WORK TO COMPLETE:
Answer these questions from the passage on road collisions during the TT:
(a) Who warns that "radical measures" will be investigated to cut accidents next year?
(b) By what percentage did recorded road traffic collisions increase over the previous year?
(c) How many fatal collisions were there this year?

The increase in accidents on the Isle of Man during the TT fortnight will see ‘radical measures’ being investigated to cut them next year warns the Isle of Man Transport Minister.
Figures just released by the Isle of Man police show road traffic collisions (RTCs) increased in number during TT 2009 but were less severe overall than in previous years.
Head of the Roads Policing Unit Inspector Richard Power revealed: "The headline facts are that recorded road traffic collisions have increased by 19% over last year from a total of 83 in 2008 to 99 this year.
"Despite that, the number of fatal collisions reduced from four to one. In previous years I have always grouped the serious and fatal collisions statistics together and this year it amounts to 28 against 20 last year.
"Having examined each incident I can say that this year the number of 'life changing' collisions has reduced considerably.
"Although the overall numbers have increased, most crashes were minor by comparison."

INFORMATION GIVEN:

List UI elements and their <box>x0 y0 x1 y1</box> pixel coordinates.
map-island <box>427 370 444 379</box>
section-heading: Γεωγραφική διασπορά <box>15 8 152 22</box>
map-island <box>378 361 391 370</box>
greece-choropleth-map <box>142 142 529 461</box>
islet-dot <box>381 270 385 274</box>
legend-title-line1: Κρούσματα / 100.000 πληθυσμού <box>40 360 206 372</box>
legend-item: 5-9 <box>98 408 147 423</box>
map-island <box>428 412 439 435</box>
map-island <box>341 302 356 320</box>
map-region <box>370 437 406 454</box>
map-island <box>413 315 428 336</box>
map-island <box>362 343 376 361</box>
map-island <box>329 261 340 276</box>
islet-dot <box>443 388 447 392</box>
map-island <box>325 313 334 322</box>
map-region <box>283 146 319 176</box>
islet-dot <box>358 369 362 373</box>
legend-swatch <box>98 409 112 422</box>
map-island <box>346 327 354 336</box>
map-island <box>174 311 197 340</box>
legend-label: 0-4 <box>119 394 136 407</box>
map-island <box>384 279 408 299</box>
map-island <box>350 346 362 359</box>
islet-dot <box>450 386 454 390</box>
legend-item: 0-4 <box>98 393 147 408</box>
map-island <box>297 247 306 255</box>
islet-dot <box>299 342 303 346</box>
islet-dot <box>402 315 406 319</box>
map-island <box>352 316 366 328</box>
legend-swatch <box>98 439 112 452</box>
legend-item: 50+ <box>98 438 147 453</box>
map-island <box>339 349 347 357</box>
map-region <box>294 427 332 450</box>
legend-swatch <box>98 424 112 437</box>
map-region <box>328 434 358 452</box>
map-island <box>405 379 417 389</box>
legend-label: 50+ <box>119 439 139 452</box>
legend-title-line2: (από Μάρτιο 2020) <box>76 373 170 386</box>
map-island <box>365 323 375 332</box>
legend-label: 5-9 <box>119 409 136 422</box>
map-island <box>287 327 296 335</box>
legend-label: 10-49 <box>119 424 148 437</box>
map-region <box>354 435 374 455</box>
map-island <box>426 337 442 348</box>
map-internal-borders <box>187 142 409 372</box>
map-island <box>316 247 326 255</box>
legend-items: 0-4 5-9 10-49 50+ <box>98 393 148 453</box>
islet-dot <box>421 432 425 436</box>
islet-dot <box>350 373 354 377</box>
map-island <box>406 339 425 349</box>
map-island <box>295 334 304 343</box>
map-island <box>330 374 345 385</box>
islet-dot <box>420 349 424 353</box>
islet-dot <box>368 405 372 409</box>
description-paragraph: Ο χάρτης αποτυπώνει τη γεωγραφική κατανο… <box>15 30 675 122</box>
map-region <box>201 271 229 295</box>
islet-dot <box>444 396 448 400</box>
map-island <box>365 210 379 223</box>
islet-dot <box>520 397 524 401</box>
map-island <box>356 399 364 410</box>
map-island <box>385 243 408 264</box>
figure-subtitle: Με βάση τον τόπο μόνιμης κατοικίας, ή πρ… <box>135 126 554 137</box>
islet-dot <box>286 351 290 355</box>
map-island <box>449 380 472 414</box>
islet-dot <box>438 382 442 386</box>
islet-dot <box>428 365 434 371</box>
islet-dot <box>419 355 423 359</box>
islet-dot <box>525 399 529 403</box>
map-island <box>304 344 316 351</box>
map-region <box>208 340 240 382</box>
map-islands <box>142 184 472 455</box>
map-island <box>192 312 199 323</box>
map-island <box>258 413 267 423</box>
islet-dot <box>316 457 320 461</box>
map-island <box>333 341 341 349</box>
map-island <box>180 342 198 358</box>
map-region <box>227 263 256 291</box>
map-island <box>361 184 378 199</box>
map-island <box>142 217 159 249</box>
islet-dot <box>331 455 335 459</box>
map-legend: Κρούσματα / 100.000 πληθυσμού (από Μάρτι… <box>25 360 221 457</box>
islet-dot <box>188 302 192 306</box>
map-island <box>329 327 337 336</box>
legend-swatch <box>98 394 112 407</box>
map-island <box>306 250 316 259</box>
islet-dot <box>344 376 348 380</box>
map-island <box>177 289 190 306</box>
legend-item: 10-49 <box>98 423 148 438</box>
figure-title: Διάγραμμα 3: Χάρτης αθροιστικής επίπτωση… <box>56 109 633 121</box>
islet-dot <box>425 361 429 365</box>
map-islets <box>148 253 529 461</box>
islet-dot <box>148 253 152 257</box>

EXERCISE OUTPUT:
(a) The Isle of Man Transport Minister
(b) 19%
(c) One